## Page excerpt
>>>>>

Subzero MulHigh implementation for Int4/UInt4

Also add implementations of multiplication and right shift for Long type.

Bug b/126873455

Change-Id: I9952c2b9a3feca6a7741cd02e2295340935e4447
Reviewed-on: https://swiftshader-review.googlesource.com/c/SwiftShader/+/25988
Tested-by: Nicolas Capens <nicolascapens@google.com>
Reviewed-by: Chris Forbes <chrisforbes@google.com>
diff --git a/src/Reactor/SubzeroReactor.cpp b/src/Reactor/SubzeroReactor.cpp
index b4f1971..ee4b036 100644
--- a/src/Reactor/SubzeroReactor.cpp
+++ b/src/Reactor/SubzeroReactor.cpp
@@ -4087,6 +4087,52 @@
 		}
 	}
 
+	RValue<Int4> MulHigh(RValue<Int4> x, RValue<Int4> y)

<<<<<

## Listing
>>>>>

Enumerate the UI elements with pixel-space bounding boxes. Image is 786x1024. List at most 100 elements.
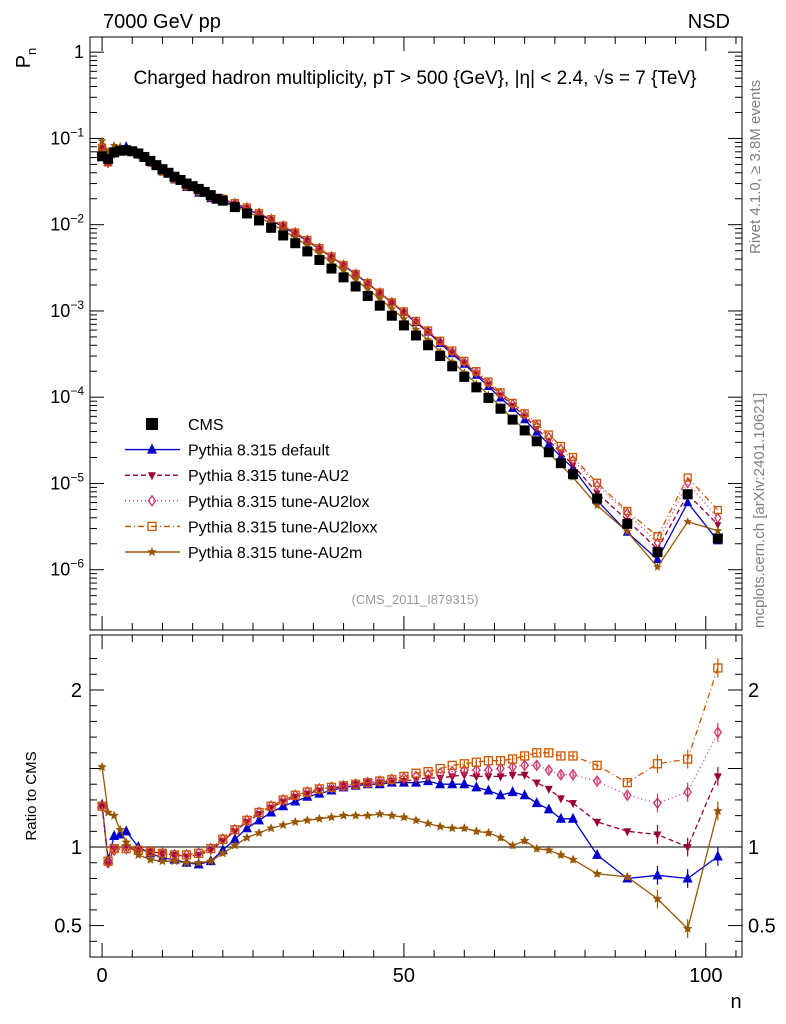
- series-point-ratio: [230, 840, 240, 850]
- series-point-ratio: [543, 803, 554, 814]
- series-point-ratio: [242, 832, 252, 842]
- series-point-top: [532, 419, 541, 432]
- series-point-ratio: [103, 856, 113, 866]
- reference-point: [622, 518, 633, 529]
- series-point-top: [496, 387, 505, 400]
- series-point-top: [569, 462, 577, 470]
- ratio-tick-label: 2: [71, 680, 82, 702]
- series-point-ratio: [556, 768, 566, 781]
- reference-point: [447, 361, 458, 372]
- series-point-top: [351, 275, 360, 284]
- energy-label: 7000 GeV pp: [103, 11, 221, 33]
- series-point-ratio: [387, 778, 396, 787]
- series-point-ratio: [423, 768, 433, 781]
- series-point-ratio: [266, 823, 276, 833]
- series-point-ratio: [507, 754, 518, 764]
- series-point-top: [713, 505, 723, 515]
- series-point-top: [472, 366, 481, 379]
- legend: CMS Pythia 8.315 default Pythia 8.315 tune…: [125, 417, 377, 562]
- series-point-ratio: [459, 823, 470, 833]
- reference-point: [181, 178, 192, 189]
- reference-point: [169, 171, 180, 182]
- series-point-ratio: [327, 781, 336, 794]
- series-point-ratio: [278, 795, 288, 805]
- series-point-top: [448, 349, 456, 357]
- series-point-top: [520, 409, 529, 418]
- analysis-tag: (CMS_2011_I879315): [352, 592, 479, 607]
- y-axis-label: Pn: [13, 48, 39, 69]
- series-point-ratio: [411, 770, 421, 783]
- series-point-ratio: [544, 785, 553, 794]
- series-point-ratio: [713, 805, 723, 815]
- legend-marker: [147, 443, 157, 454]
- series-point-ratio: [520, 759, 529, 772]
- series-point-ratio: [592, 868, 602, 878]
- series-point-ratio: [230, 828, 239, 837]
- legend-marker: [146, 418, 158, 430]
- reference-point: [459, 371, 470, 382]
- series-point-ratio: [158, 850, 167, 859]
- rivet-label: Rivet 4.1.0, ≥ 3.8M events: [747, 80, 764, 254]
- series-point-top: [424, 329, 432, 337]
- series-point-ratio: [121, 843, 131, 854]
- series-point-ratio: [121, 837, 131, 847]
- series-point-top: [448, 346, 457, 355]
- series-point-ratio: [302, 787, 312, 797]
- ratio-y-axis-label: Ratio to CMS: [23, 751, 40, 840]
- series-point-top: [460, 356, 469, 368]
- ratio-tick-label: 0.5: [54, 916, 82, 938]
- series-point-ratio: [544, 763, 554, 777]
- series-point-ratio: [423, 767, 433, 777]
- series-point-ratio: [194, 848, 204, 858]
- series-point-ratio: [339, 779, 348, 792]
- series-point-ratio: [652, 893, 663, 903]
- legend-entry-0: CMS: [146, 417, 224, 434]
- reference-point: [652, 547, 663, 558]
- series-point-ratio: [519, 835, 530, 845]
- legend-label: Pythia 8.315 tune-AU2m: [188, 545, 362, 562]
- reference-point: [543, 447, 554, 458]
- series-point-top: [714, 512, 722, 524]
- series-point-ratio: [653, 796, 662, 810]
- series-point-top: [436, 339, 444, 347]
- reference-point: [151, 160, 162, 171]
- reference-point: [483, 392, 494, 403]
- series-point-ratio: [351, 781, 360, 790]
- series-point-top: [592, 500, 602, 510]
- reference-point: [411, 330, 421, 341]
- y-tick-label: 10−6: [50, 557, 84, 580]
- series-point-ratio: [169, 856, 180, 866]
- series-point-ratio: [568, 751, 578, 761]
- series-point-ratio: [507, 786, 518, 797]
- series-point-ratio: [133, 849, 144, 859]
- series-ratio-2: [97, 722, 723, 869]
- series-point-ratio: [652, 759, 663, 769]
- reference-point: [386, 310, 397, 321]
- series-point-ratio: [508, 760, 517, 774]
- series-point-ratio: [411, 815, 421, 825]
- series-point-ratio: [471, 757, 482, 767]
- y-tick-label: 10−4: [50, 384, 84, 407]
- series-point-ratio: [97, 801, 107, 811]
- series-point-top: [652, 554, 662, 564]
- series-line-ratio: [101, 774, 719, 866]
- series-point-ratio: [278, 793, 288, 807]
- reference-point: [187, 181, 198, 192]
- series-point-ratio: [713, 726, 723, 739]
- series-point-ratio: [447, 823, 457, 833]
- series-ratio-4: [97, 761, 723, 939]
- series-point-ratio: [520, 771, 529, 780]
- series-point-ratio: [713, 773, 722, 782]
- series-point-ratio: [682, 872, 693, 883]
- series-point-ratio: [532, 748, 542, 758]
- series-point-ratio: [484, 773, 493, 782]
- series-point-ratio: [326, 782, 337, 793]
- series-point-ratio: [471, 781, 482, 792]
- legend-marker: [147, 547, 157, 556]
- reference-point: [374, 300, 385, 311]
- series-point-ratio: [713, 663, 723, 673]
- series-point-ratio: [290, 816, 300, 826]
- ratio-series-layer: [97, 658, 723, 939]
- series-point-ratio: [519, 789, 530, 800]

<<<<<
>>>>>

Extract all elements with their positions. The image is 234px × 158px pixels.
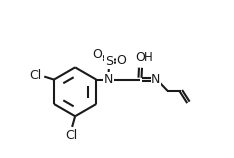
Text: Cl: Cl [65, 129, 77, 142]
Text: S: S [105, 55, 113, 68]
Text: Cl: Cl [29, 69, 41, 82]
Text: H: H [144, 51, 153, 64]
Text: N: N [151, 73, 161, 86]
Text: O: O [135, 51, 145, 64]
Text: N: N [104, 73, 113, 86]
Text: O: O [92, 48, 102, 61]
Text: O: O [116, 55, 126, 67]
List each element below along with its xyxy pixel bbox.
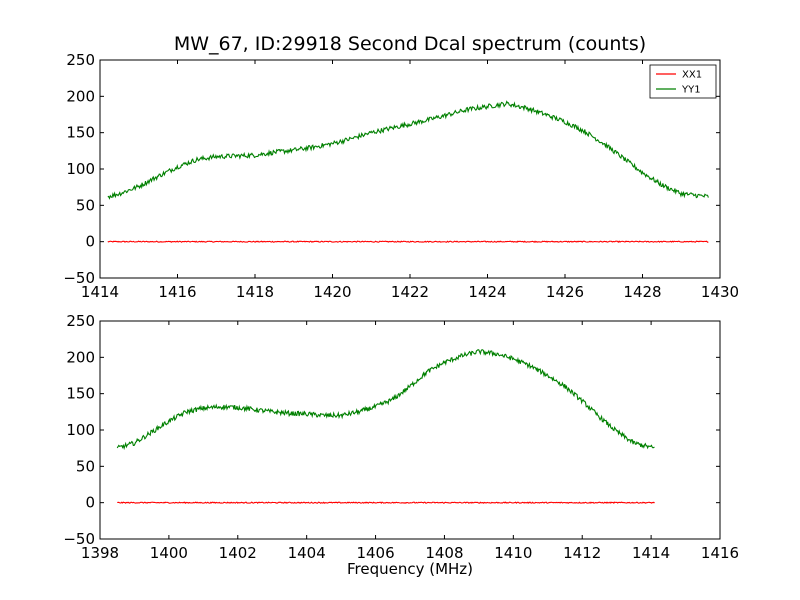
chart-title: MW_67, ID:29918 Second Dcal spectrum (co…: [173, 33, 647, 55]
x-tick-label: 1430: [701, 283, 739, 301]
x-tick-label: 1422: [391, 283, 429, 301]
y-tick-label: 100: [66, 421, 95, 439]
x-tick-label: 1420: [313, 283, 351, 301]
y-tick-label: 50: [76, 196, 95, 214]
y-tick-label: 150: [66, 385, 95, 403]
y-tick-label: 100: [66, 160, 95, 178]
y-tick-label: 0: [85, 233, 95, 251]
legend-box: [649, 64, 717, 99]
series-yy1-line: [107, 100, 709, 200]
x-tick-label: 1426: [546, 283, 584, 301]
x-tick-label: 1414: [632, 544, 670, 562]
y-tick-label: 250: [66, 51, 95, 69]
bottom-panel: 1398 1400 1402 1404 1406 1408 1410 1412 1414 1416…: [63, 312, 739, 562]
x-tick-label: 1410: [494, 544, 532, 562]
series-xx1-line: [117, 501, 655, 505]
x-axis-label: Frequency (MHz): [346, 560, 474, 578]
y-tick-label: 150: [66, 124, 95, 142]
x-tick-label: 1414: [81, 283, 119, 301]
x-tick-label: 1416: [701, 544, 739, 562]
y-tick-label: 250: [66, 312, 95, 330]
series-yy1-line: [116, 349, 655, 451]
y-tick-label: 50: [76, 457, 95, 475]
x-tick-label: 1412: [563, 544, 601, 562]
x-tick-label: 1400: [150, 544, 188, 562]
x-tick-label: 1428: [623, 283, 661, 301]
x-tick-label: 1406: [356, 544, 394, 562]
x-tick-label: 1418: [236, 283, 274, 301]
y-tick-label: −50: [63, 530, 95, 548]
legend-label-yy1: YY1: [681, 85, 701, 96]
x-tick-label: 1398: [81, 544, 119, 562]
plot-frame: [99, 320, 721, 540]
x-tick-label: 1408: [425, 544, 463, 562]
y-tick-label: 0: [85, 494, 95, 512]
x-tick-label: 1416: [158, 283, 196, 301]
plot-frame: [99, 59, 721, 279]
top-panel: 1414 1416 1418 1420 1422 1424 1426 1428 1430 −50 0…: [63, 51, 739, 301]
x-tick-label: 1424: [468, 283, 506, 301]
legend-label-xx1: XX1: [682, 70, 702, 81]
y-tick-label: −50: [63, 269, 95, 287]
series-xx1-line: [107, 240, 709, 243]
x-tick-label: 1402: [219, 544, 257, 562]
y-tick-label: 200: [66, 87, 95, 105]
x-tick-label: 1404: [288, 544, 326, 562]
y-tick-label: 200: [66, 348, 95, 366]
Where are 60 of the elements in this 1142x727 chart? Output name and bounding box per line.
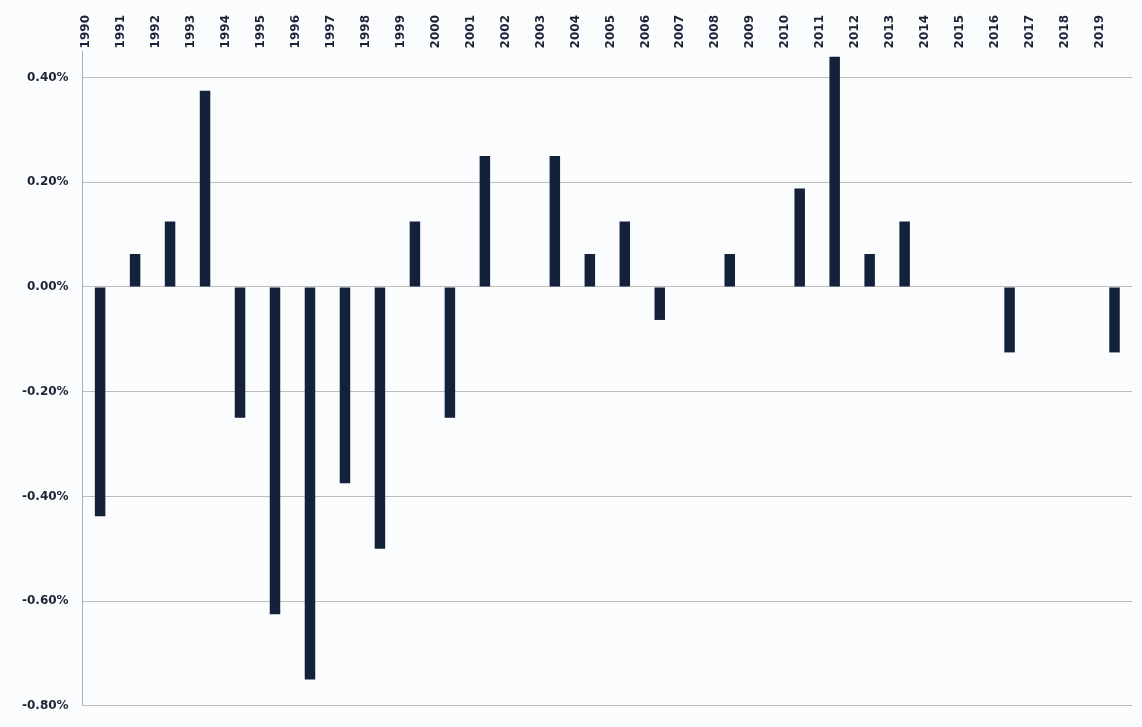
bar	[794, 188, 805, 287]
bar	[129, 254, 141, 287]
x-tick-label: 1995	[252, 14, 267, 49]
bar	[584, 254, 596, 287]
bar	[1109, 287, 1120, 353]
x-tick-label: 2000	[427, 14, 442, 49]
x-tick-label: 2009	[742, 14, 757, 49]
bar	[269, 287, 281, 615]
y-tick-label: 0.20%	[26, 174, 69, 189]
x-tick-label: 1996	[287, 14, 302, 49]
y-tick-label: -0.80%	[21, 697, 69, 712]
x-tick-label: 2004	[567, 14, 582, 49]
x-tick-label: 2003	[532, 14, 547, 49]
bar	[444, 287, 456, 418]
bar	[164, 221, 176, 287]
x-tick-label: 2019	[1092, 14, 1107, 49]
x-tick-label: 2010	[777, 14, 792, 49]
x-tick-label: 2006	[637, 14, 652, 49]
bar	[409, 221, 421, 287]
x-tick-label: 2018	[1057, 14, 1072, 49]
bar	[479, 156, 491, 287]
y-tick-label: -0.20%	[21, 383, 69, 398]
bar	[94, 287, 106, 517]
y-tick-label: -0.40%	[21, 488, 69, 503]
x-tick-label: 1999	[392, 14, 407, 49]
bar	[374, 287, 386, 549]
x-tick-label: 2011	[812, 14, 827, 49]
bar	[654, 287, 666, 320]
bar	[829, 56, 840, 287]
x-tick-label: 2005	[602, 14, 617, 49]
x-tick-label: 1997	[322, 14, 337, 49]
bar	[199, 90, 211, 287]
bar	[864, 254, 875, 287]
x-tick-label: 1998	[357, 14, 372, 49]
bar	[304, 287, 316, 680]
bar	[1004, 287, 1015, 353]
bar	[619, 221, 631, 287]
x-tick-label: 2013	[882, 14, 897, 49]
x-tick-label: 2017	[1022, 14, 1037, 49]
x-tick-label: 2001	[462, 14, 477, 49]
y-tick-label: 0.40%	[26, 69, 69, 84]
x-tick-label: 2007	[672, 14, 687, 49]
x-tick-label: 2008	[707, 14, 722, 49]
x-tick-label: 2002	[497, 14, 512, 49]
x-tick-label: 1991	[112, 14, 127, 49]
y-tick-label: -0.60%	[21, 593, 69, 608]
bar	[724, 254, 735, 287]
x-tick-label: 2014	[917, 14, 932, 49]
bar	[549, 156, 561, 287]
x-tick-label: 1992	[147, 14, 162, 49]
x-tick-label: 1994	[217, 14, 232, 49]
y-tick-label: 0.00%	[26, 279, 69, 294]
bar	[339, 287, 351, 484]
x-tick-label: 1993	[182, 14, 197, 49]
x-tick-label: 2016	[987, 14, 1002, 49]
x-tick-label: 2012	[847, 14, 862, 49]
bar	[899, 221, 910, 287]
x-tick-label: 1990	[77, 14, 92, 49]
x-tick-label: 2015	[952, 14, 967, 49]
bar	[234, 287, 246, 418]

<<<<<
>>>>>

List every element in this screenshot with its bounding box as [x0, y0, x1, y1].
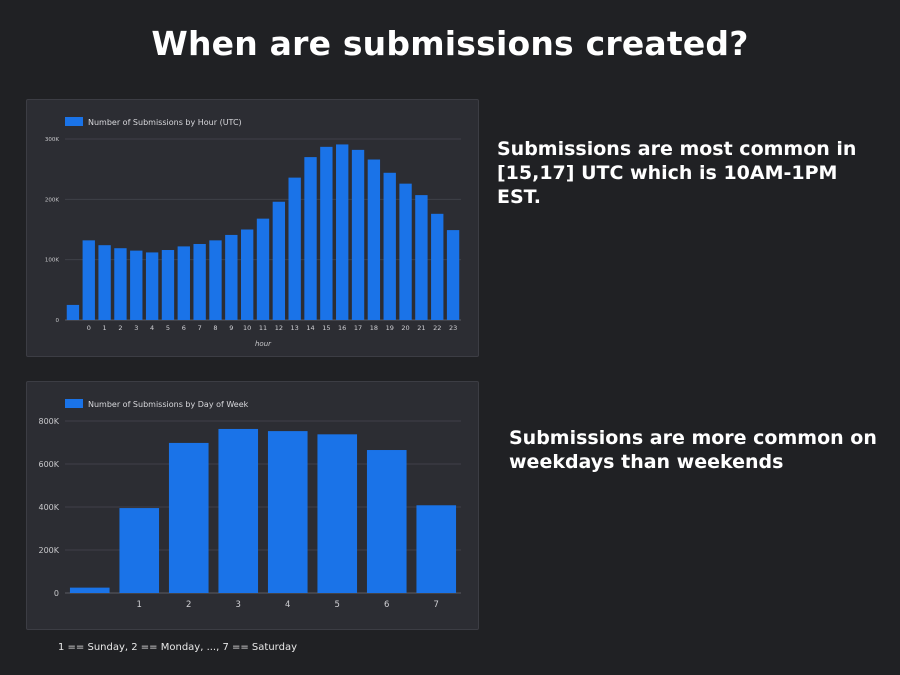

<<<<<

Extract from the Subzero MulHigh commit the part that opens with the words containing "Change-Id: I9952c2b9a3feca6a7741cd02e2295340935e4447" and closes with "x, RValue<Int4> y)", copied verbatim.

Change-Id: I9952c2b9a3feca6a7741cd02e2295340935e4447
Reviewed-on: https://swiftshader-review.googlesource.com/c/SwiftShader/+/25988
Tested-by: Nicolas Capens <nicolascapens@google.com>
Reviewed-by: Chris Forbes <chrisforbes@google.com>
diff --git a/src/Reactor/SubzeroReactor.cpp b/src/Reactor/SubzeroReactor.cpp
index b4f1971..ee4b036 100644
--- a/src/Reactor/SubzeroReactor.cpp
+++ b/src/Reactor/SubzeroReactor.cpp
@@ -4087,6 +4087,52 @@
 		}
 	}
 
+	RValue<Int4> MulHigh(RValue<Int4> x, RValue<Int4> y)